→ **Passage**
------------
Other studies, however, such as the ones carried out by Houghton and Tourre (1992) and Enfield and Mayer (1997), have questioned the very existence of this interhemispheric gradient (or SST dipole) as a statistical mode of climate variability. These studies suggest that the principal component analysis used to analyze the tropical Atlantic variability (TAV) and extract these statistical SST modes imposes a constraint on the analysis (due to the requirement of the orthogonality of the principal components that are associated with the different SST modes), without which the connection between the SST anomaly patterns in the Northern and Southern hemispheres appears to be insignificant.

Ruiz-Barradas et al. (2001) proposed that the aforementioned controversy potentially exists due to the fact that most of the previously-cited studies have attempted to identify tropical Atlantic SST patterns of variability based solely on ocean data, instead of making use of a combined analysis of observed or modeled perturbations in both the ocean and the atmosphere. Following such an additive approach, Ruiz-Barradas et al. noted that a positive Northern Hemisphere (NH) SST anomaly is associated with a northward, wind-stress anomaly and a subsequent cyclonic (counterclockwise) circulation in the subtropics, which interferes with the background flow easterlies; the opposite is true for the southern hemisphere, where the wind stress anomaly acts to enhance the south-easterlies. Such interference with the background flow subsequently leads to a decrease (enhancement) of the heat fluxes from the ocean toward the atmosphere and therefore an intensification of the positive(negative) SST anomalies, in the warm (cool) hemisphere.

- Other discernible features of the interhemispheric dipole noted in the aforementioned study, include a strengthened, anomalous downwelling in the hemisphere that is characterized by positive SST anomalies and a respective, less prevalent upwelling in the negative SST anomalies-hemisphere.

- Furthermore, diabatic heating perturbations are also shown to be linked to cross-equatorial SST changes, with positive anomalies being observed over the warmer Northern hemisphere waters and negative ones over the Southern hemisphere. A strong connection is also found between the tropical Atlantic SST dipole and the overlying atmosphere; enhanced convective patterns and anomalous precipitation appear correlated with warm NH SSTs, whereas the opposite phase is observed across the equator, over the cooler SH waters.
- Finally, a connection is discerned between the surface and sub-surface interhemispheric pattern-related SSTs. Northern SST anomalies appear to permeate vertically below the ocean surface reaching thermocline (THC) depths and inciting in this way THC anomalies of up to 3m. This provides additional evidence of the critical role of surface ocean currents in transporting warm waters and heat meridionally, since surface wind-induced Ekman pumping appears to be the key contributor for such THC and heat content anomalies.
------------
→ **Task requirements**
A. Return everything in the passage on the tropical Atlantic SST dipole from "- Other discernible" down to "negative SST anomalies-hemisphere.".
B. Answer these questions using the passage on the tropical Atlantic SST dipole:
(i) Which two studies questioned whether the interhemispheric gradient exists as a statistical mode of climate variability?
(ii) On what kind of data alone did most of the earlier studies base their search for tropical Atlantic SST patterns, according to Ruiz-Barradas et al. (2001)?
(iii) How large can the thermocline anomalies caused by Northern SST anomalies be?
------------
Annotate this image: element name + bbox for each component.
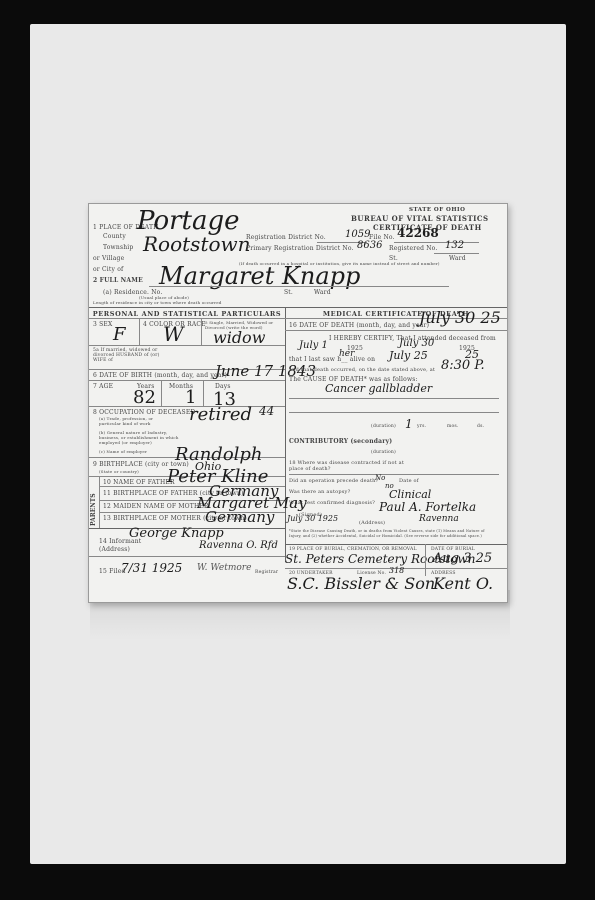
physician-signature: Paul A. Fortelka — [379, 500, 476, 514]
spouse-label: 5a If married, widowed or divorced HUSBA… — [93, 348, 163, 363]
filed-value: 7/31 1925 — [121, 561, 182, 575]
cause-value: Cancer gallbladder — [325, 382, 432, 395]
contributory-label: CONTRIBUTORY (secondary) — [289, 438, 392, 445]
personal-section-title: PERSONAL AND STATISTICAL PARTICULARS — [89, 310, 285, 318]
divider — [203, 380, 204, 406]
operation-label: Did an operation precede death? — [289, 478, 378, 484]
sex-value: F — [113, 324, 126, 345]
occupation-label: 8 OCCUPATION OF DECEASED — [93, 409, 195, 416]
contributory-duration-label: (duration) — [371, 450, 396, 455]
township-label: Township — [103, 244, 133, 251]
divider — [289, 474, 499, 475]
registrar-signature: W. Wetmore — [197, 563, 251, 573]
last-saw-value: July 25 — [389, 349, 428, 362]
divider — [89, 406, 285, 407]
reg-district-label: Registration District No. — [246, 234, 326, 241]
age-years-value: 82 — [133, 387, 156, 408]
primary-district-label: Primary Registration District No. — [246, 245, 354, 252]
date-of-death-value: July 30 25 — [419, 308, 501, 327]
occupation-a-label: (a) Trade, profession, or particular kin… — [99, 416, 169, 426]
divider — [201, 318, 202, 345]
residence-ward-label: Ward — [314, 289, 331, 296]
dob-label: 6 DATE OF BIRTH (month, day, and year) — [93, 372, 227, 379]
autopsy-label: Was there an autopsy? — [289, 489, 350, 495]
divider — [89, 380, 285, 381]
physician-address-label: (Address) — [359, 520, 385, 526]
undertaker-value: S.C. Bissler & Son — [287, 574, 435, 593]
divider — [89, 556, 285, 557]
divider — [425, 544, 426, 576]
date-of-death-label: 16 DATE OF DEATH (month, day, and year) — [289, 322, 429, 329]
primary-district-value: 8636 — [357, 240, 382, 251]
column-divider — [285, 307, 286, 562]
duration-label: (duration) — [371, 424, 396, 429]
informant-address-value: Ravenna O. Rfd — [199, 540, 278, 551]
signed-date: July 30 1925 — [287, 514, 338, 523]
occupation-code: 44 — [259, 404, 274, 418]
registered-no-value: 132 — [445, 240, 464, 251]
divider — [289, 398, 499, 399]
duration-value: 1 — [405, 417, 413, 431]
where-contracted-label: 18 Where was disease contracted if not a… — [289, 460, 409, 472]
death-certificate: STATE OF OHIO BUREAU OF VITAL STATISTICS… — [88, 203, 508, 603]
confirmed-label: What test confirmed diagnosis? — [289, 500, 375, 506]
full-name-label: 2 FULL NAME — [93, 277, 143, 284]
mother-label: 12 MAIDEN NAME OF MOTHER — [103, 503, 209, 510]
file-no-value: 42268 — [397, 226, 439, 240]
sex-label: 3 SEX — [93, 321, 113, 328]
township-value: Rootstown — [143, 232, 251, 256]
length-of-residence-label: Length of residence in city or town wher… — [93, 300, 222, 305]
date-of-label: Date of — [399, 478, 419, 484]
burial-date-value: Aug 3 25 — [433, 551, 492, 566]
duration-unit-yrs: yrs. — [417, 424, 426, 429]
occupation-b-label: (b) General nature of Industry, business… — [99, 430, 179, 445]
father-label: 10 NAME OF FATHER — [103, 479, 175, 486]
village-label: or Village — [93, 255, 124, 262]
divider — [89, 345, 285, 346]
birthplace-state-label: (State or country) — [99, 469, 139, 474]
ward-label: Ward — [449, 255, 466, 262]
cause-footnote: *State the Disease Causing Death, or in … — [289, 529, 489, 538]
informant-value: George Knapp — [129, 526, 224, 541]
duration-unit-ds: ds. — [477, 424, 484, 429]
death-time-value: 8:30 P. — [441, 358, 485, 373]
registrar-label: Registrar — [255, 570, 278, 575]
bureau-label: BUREAU OF VITAL STATISTICS — [351, 214, 489, 223]
divider — [161, 380, 162, 406]
divider — [149, 286, 449, 287]
last-saw-prefix: her — [339, 349, 354, 359]
occupation-value: retired — [189, 404, 252, 425]
divider — [285, 544, 507, 545]
divider — [99, 476, 100, 528]
operation-value: No — [375, 474, 385, 482]
registered-no-label: Registered No. — [389, 245, 438, 252]
divider — [89, 318, 285, 319]
attended-to-value: July 30 — [399, 338, 434, 349]
reg-district-value: 1059 — [345, 229, 370, 240]
divider — [289, 412, 499, 413]
occupation-c-label: (c) Name of employer — [99, 449, 147, 454]
attended-from-value: July 1 — [299, 340, 328, 351]
divider — [434, 253, 479, 254]
informant-address-label: (Address) — [99, 546, 130, 553]
undertaker-address: Kent O. — [433, 574, 493, 593]
last-saw-label: that I last saw h__ alive on — [289, 356, 375, 363]
parents-label: PARENTS — [90, 493, 97, 526]
state-label: STATE OF OHIO — [409, 207, 465, 213]
color-value: W — [163, 322, 184, 346]
city-label: or City of — [93, 266, 123, 273]
physician-address: Ravenna — [419, 514, 459, 524]
divider — [394, 242, 479, 243]
divider — [139, 318, 140, 345]
mother-birthplace-value: Germany — [205, 508, 274, 526]
residence-st-label: St. — [284, 289, 293, 296]
county-label: County — [103, 233, 126, 240]
duration-unit-mos: mos. — [447, 424, 459, 429]
age-label: 7 AGE — [93, 383, 113, 390]
death-time-label: and that death occurred, on the date sta… — [289, 367, 435, 373]
divider — [285, 330, 507, 331]
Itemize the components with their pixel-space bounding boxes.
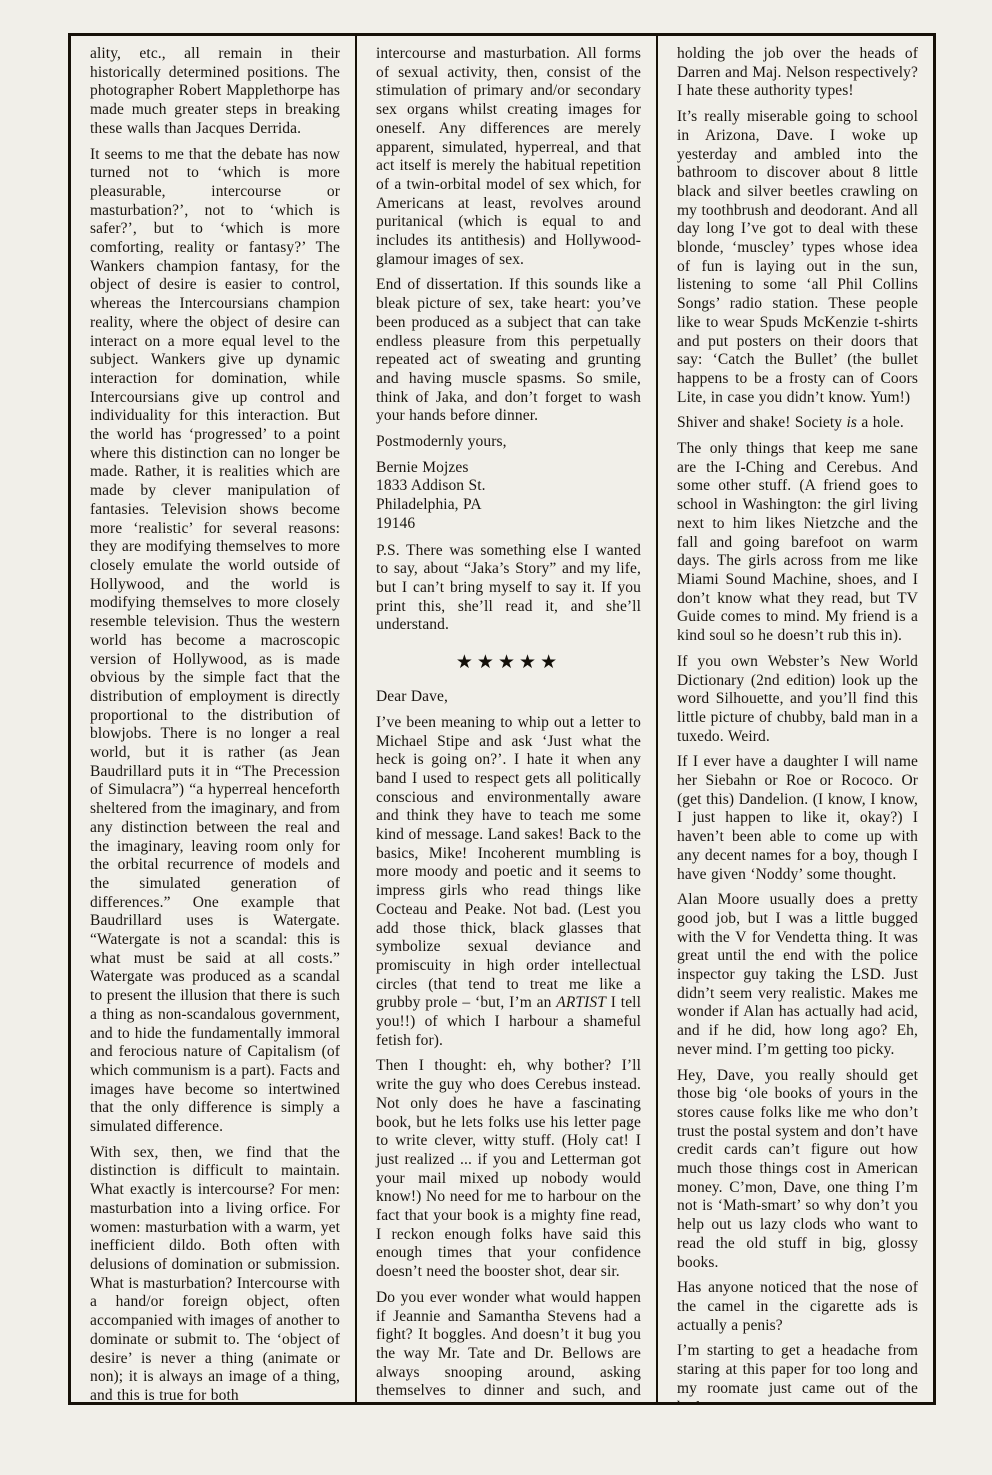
------------
→ **Task-by-task results**
A.
- Other discernible features of the interhemispheric dipole noted in the aforementioned study, include a strengthened, anomalous downwelling in the hemisphere that is characterized by positive SST anomalies and a respective, less prevalent upwelling in the negative SST anomalies-hemisphere.

B.
(i) Houghton and Tourre (1992) and Enfield and Mayer (1997).
(ii) Ocean data.
(iii) Up to 3m.